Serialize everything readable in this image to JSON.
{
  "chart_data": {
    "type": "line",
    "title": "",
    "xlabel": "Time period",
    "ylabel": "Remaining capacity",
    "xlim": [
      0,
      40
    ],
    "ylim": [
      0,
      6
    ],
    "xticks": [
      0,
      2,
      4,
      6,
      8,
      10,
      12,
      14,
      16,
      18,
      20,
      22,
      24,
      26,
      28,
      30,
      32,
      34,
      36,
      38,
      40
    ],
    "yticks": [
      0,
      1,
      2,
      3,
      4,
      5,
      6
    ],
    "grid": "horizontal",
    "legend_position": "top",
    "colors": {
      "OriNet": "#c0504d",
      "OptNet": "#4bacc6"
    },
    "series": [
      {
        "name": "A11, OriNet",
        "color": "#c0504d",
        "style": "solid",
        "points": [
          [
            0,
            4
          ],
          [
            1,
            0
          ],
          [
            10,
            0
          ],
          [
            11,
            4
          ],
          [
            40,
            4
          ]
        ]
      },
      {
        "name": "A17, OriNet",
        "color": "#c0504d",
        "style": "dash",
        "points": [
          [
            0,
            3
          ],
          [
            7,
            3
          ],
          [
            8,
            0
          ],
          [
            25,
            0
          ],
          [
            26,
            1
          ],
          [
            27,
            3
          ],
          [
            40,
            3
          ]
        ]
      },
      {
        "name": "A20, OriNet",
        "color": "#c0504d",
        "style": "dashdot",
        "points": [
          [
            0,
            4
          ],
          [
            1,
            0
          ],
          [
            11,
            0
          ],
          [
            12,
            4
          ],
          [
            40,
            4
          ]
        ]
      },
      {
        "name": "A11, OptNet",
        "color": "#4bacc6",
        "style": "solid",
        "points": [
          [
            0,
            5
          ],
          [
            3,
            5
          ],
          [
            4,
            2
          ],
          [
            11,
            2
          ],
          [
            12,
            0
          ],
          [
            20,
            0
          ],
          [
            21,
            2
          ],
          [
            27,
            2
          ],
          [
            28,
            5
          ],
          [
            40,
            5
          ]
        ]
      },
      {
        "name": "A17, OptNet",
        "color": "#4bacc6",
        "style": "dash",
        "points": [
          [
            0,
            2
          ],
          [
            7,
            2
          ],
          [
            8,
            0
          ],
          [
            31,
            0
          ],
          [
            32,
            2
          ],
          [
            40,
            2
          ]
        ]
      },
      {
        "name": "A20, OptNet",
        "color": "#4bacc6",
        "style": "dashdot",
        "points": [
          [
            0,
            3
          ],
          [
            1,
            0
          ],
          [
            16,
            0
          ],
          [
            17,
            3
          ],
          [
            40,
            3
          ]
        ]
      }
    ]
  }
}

* * * * * * * * *

#### [The request]
Examine the entries and report how many of their lines contain the string "OptNet", giving no more than the number.

#### [Complete output]
4